(Entries with figure data)
=-=-=

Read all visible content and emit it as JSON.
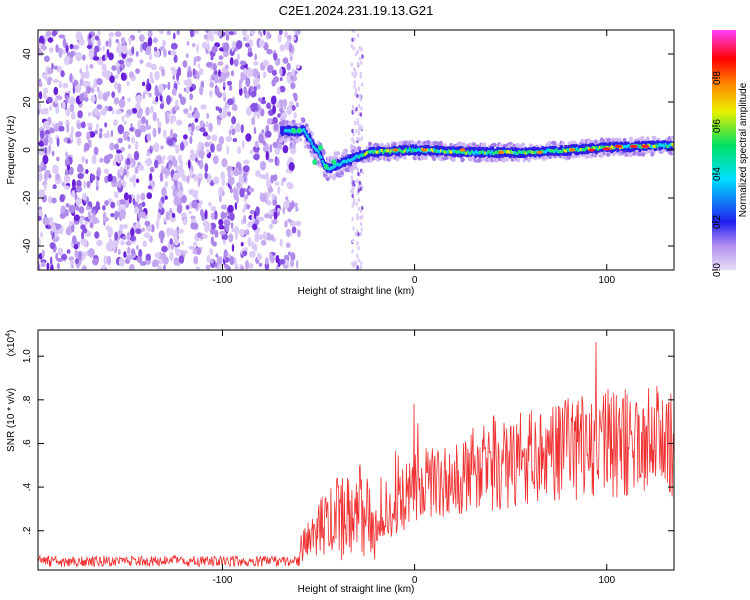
{
  "title": "C2E1.2024.231.19.13.G21",
  "chart_data": [
    {
      "type": "heatmap",
      "xlabel": "Height of straight line (km)",
      "ylabel": "Frequency (Hz)",
      "xlim": [
        -196,
        135
      ],
      "ylim": [
        -50,
        50
      ],
      "xticks": [
        -100,
        0,
        100
      ],
      "yticks": [
        -40,
        -20,
        0,
        20,
        40
      ],
      "noise_region_x": [
        -196,
        -60
      ],
      "signal_track": [
        [
          -68,
          8
        ],
        [
          -58,
          8
        ],
        [
          -55,
          4
        ],
        [
          -50,
          -2
        ],
        [
          -46,
          -8
        ],
        [
          -40,
          -6
        ],
        [
          -34,
          -4
        ],
        [
          -25,
          -1
        ],
        [
          0,
          0
        ],
        [
          30,
          -1
        ],
        [
          60,
          -1
        ],
        [
          80,
          0
        ],
        [
          100,
          1
        ],
        [
          135,
          2
        ]
      ],
      "colorbar": {
        "label": "Normalized spectral amplitude",
        "range": [
          0,
          1
        ],
        "ticks": [
          "0.0",
          "0.2",
          "0.4",
          "0.6",
          "0.8"
        ],
        "colors": [
          "#e8dcf8",
          "#7b2be0",
          "#2020f0",
          "#00e0ff",
          "#00e060",
          "#e8f000",
          "#ff8000",
          "#ff0000",
          "#ff40ff"
        ]
      }
    },
    {
      "type": "line",
      "xlabel": "Height of straight line (km)",
      "ylabel": "SNR (10 * v/v)",
      "y_multiplier": "(x10",
      "y_multiplier_exp": "4",
      "y_multiplier_close": ")",
      "xlim": [
        -196,
        135
      ],
      "ylim": [
        0.02,
        1.12
      ],
      "xticks": [
        -100,
        0,
        100
      ],
      "yticks": [
        0.2,
        0.4,
        0.6,
        0.8,
        1.0
      ],
      "color": "#f03030",
      "envelope": [
        [
          -196,
          0.07
        ],
        [
          -120,
          0.07
        ],
        [
          -80,
          0.09
        ],
        [
          -60,
          0.09
        ],
        [
          -45,
          0.3
        ],
        [
          -30,
          0.45
        ],
        [
          -20,
          0.2
        ],
        [
          -10,
          0.35
        ],
        [
          0,
          0.45
        ],
        [
          20,
          0.5
        ],
        [
          40,
          0.58
        ],
        [
          60,
          0.62
        ],
        [
          80,
          0.65
        ],
        [
          100,
          0.68
        ],
        [
          120,
          0.72
        ],
        [
          135,
          0.7
        ]
      ]
    }
  ]
}
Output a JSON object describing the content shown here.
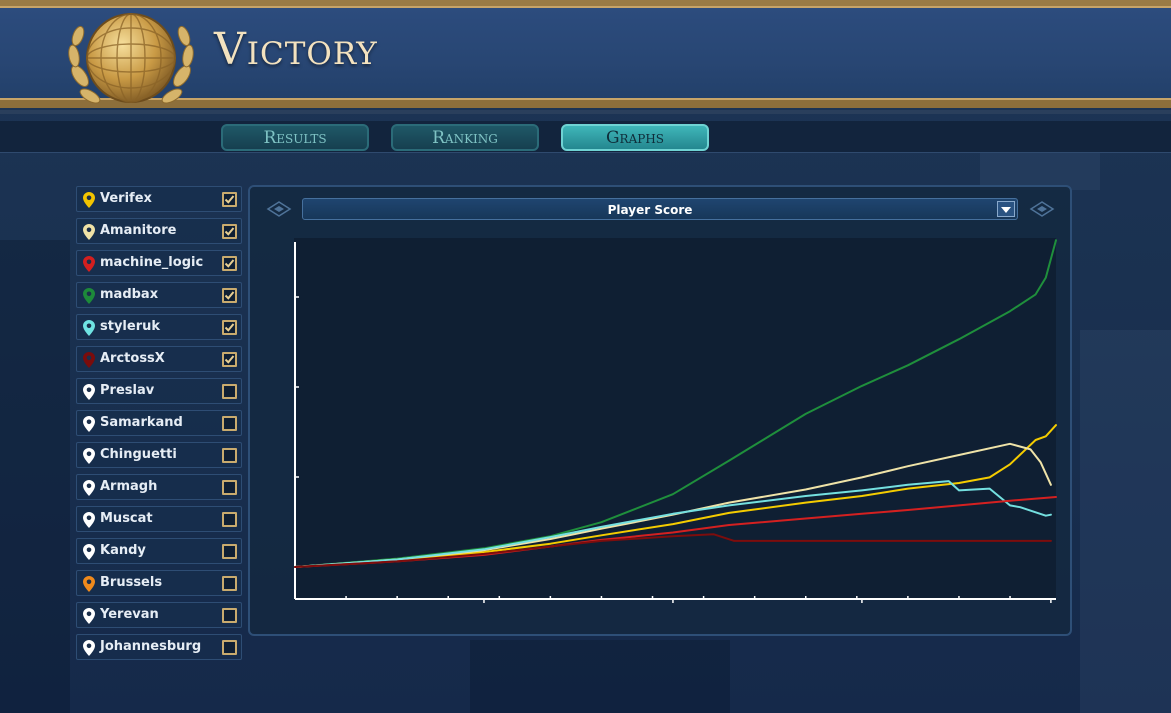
{
  "header": {
    "title": "Victory"
  },
  "tabs": [
    {
      "label": "Results",
      "active": false
    },
    {
      "label": "Ranking",
      "active": false
    },
    {
      "label": "Graphs",
      "active": true
    }
  ],
  "players": [
    {
      "name": "Verifex",
      "pin_color": "#f2c400",
      "checked": true
    },
    {
      "name": "Amanitore",
      "pin_color": "#efe2a6",
      "checked": true
    },
    {
      "name": "machine_logic",
      "pin_color": "#d41f1f",
      "checked": true
    },
    {
      "name": "madbax",
      "pin_color": "#1d8a3a",
      "checked": true
    },
    {
      "name": "styleruk",
      "pin_color": "#6fe3e3",
      "checked": true
    },
    {
      "name": "ArctossX",
      "pin_color": "#7a0c0c",
      "checked": true
    },
    {
      "name": "Preslav",
      "pin_color": "#ffffff",
      "checked": false
    },
    {
      "name": "Samarkand",
      "pin_color": "#ffffff",
      "checked": false
    },
    {
      "name": "Chinguetti",
      "pin_color": "#ffffff",
      "checked": false
    },
    {
      "name": "Armagh",
      "pin_color": "#ffffff",
      "checked": false
    },
    {
      "name": "Muscat",
      "pin_color": "#ffffff",
      "checked": false
    },
    {
      "name": "Kandy",
      "pin_color": "#ffffff",
      "checked": false
    },
    {
      "name": "Brussels",
      "pin_color": "#f08a1c",
      "checked": false
    },
    {
      "name": "Yerevan",
      "pin_color": "#ffffff",
      "checked": false
    },
    {
      "name": "Johannesburg",
      "pin_color": "#ffffff",
      "checked": false
    }
  ],
  "graph_selector": {
    "selected": "Player Score"
  },
  "chart_data": {
    "type": "line",
    "title": "",
    "xlabel": "",
    "ylabel": "",
    "xlim": [
      0,
      149
    ],
    "ylim": [
      0,
      1750
    ],
    "x_ticks": [
      37,
      74,
      111,
      148
    ],
    "y_ticks": [
      0,
      482,
      964,
      1446
    ],
    "series": [
      {
        "name": "madbax",
        "color": "#1f8f3c",
        "x": [
          0,
          20,
          37,
          50,
          60,
          74,
          85,
          100,
          111,
          120,
          130,
          140,
          145,
          147,
          149
        ],
        "y": [
          0,
          45,
          100,
          165,
          240,
          390,
          570,
          820,
          970,
          1080,
          1220,
          1370,
          1460,
          1550,
          1750
        ]
      },
      {
        "name": "Verifex",
        "color": "#f4cc00",
        "x": [
          0,
          20,
          37,
          50,
          60,
          74,
          85,
          100,
          111,
          120,
          130,
          136,
          140,
          145,
          147,
          149
        ],
        "y": [
          0,
          35,
          80,
          125,
          170,
          230,
          290,
          345,
          380,
          420,
          450,
          480,
          550,
          680,
          700,
          760
        ]
      },
      {
        "name": "Amanitore",
        "color": "#efe3a8",
        "x": [
          0,
          20,
          37,
          50,
          60,
          74,
          85,
          100,
          111,
          120,
          130,
          140,
          144,
          146,
          148
        ],
        "y": [
          0,
          40,
          90,
          150,
          205,
          280,
          345,
          415,
          480,
          540,
          600,
          660,
          630,
          560,
          440
        ]
      },
      {
        "name": "styleruk",
        "color": "#74e0e0",
        "x": [
          0,
          20,
          37,
          50,
          60,
          74,
          85,
          100,
          111,
          120,
          128,
          130,
          136,
          140,
          142,
          147,
          148
        ],
        "y": [
          0,
          40,
          95,
          160,
          215,
          285,
          330,
          380,
          410,
          440,
          460,
          410,
          420,
          330,
          320,
          275,
          280
        ]
      },
      {
        "name": "machine_logic",
        "color": "#d42020",
        "x": [
          0,
          20,
          37,
          50,
          60,
          74,
          85,
          100,
          111,
          120,
          130,
          140,
          149
        ],
        "y": [
          0,
          30,
          65,
          110,
          145,
          185,
          225,
          260,
          285,
          305,
          330,
          355,
          375
        ]
      },
      {
        "name": "ArctossX",
        "color": "#7d0d0d",
        "x": [
          0,
          20,
          37,
          50,
          60,
          74,
          82,
          86,
          95,
          110,
          130,
          148
        ],
        "y": [
          0,
          30,
          70,
          110,
          140,
          165,
          175,
          140,
          140,
          140,
          140,
          140
        ]
      }
    ],
    "grid": false,
    "legend": "none"
  }
}
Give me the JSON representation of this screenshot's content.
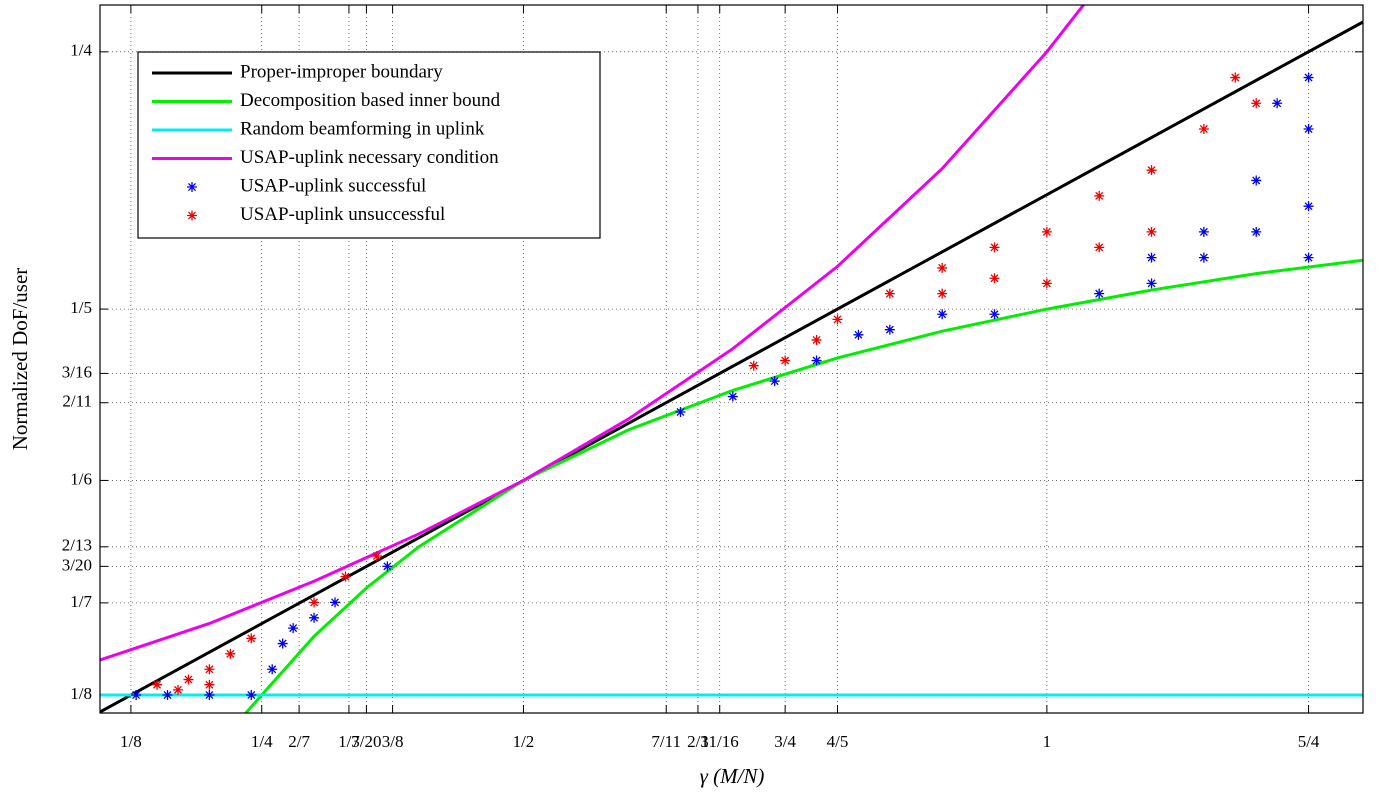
{
  "chart_data": {
    "type": "line",
    "xlabel": "γ (M/N)",
    "ylabel": "Normalized DoF/user",
    "xlim": [
      0.0955,
      1.302
    ],
    "ylim": [
      0.1215,
      0.2591
    ],
    "xticks": [
      {
        "value": 0.125,
        "label": "1/8"
      },
      {
        "value": 0.25,
        "label": "1/4"
      },
      {
        "value": 0.2857,
        "label": "2/7"
      },
      {
        "value": 0.3333,
        "label": "1/3"
      },
      {
        "value": 0.35,
        "label": "7/20"
      },
      {
        "value": 0.375,
        "label": "3/8"
      },
      {
        "value": 0.5,
        "label": "1/2"
      },
      {
        "value": 0.6364,
        "label": "7/11"
      },
      {
        "value": 0.6667,
        "label": "2/3"
      },
      {
        "value": 0.6875,
        "label": "11/16"
      },
      {
        "value": 0.75,
        "label": "3/4"
      },
      {
        "value": 0.8,
        "label": "4/5"
      },
      1,
      {
        "value": 1.25,
        "label": "5/4"
      }
    ],
    "yticks": [
      {
        "value": 0.125,
        "label": "1/8"
      },
      {
        "value": 0.1429,
        "label": "1/7"
      },
      {
        "value": 0.15,
        "label": "3/20"
      },
      {
        "value": 0.1538,
        "label": "2/13"
      },
      {
        "value": 0.1667,
        "label": "1/6"
      },
      {
        "value": 0.1818,
        "label": "2/11"
      },
      {
        "value": 0.1875,
        "label": "3/16"
      },
      {
        "value": 0.2,
        "label": "1/5"
      },
      {
        "value": 0.25,
        "label": "1/4"
      }
    ],
    "grid": true,
    "legend": "upper left",
    "series": [
      {
        "name": "Proper-improper boundary",
        "type": "line",
        "color": "#000000",
        "x": [
          0.0955,
          1.302
        ],
        "y": [
          0.1217,
          0.2558
        ]
      },
      {
        "name": "Decomposition based inner bound",
        "type": "line",
        "color": "#00ee00",
        "x": [
          0.23,
          0.25,
          0.3,
          0.35,
          0.4,
          0.5,
          0.6,
          0.7,
          0.8,
          0.9,
          1.0,
          1.1,
          1.2,
          1.302
        ],
        "y": [
          0.1204,
          0.125,
          0.1364,
          0.1458,
          0.1538,
          0.1667,
          0.1765,
          0.1842,
          0.1905,
          0.1957,
          0.2,
          0.2037,
          0.2069,
          0.2095
        ]
      },
      {
        "name": "Random beamforming in uplink",
        "type": "line",
        "color": "#00eeee",
        "x": [
          0.0955,
          1.302
        ],
        "y": [
          0.125,
          0.125
        ]
      },
      {
        "name": "USAP-uplink necessary condition",
        "type": "line",
        "color": "#ee00ee",
        "x": [
          0.0955,
          0.2,
          0.3,
          0.4,
          0.5,
          0.6,
          0.7,
          0.8,
          0.9,
          1.0,
          1.04
        ],
        "y": [
          0.1318,
          0.1389,
          0.1471,
          0.1563,
          0.1667,
          0.1786,
          0.1923,
          0.2083,
          0.2273,
          0.25,
          0.2604
        ]
      },
      {
        "name": "USAP-uplink successful",
        "type": "scatter",
        "color": "#0000ee",
        "x": [
          0.13,
          0.16,
          0.2,
          0.24,
          0.26,
          0.27,
          0.28,
          0.3,
          0.32,
          0.37,
          0.65,
          0.7,
          0.74,
          0.78,
          0.82,
          0.85,
          0.9,
          0.95,
          1.05,
          1.1,
          1.15,
          1.2,
          1.25,
          1.25,
          1.25,
          1.25,
          1.2,
          1.15,
          1.22,
          1.1
        ],
        "y": [
          0.125,
          0.125,
          0.125,
          0.125,
          0.13,
          0.135,
          0.138,
          0.14,
          0.143,
          0.15,
          0.18,
          0.183,
          0.186,
          0.19,
          0.195,
          0.196,
          0.199,
          0.199,
          0.203,
          0.205,
          0.215,
          0.225,
          0.235,
          0.22,
          0.21,
          0.245,
          0.215,
          0.21,
          0.24,
          0.21
        ]
      },
      {
        "name": "USAP-uplink unsuccessful",
        "type": "scatter",
        "color": "#ee0000",
        "x": [
          0.15,
          0.18,
          0.2,
          0.22,
          0.24,
          0.17,
          0.2,
          0.3,
          0.33,
          0.36,
          0.72,
          0.75,
          0.78,
          0.85,
          0.9,
          0.95,
          0.9,
          1.0,
          1.0,
          1.05,
          1.1,
          1.1,
          1.15,
          1.2,
          1.05,
          0.95,
          1.18,
          0.8
        ],
        "y": [
          0.127,
          0.128,
          0.13,
          0.133,
          0.136,
          0.126,
          0.127,
          0.143,
          0.148,
          0.152,
          0.189,
          0.19,
          0.194,
          0.203,
          0.208,
          0.212,
          0.203,
          0.215,
          0.205,
          0.222,
          0.227,
          0.215,
          0.235,
          0.24,
          0.212,
          0.206,
          0.245,
          0.198
        ]
      }
    ]
  }
}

=-=-=

• **Problem to work on**: Pick each line holding the word "ylabel" out of the listing.

• **Task solution**:
      "ylabel": "Frequency (Hz)",
      "ylabel": "SNR (10 * v/v)",
    "ylabel": "",
    "ylabel": "Normalized DoF/user",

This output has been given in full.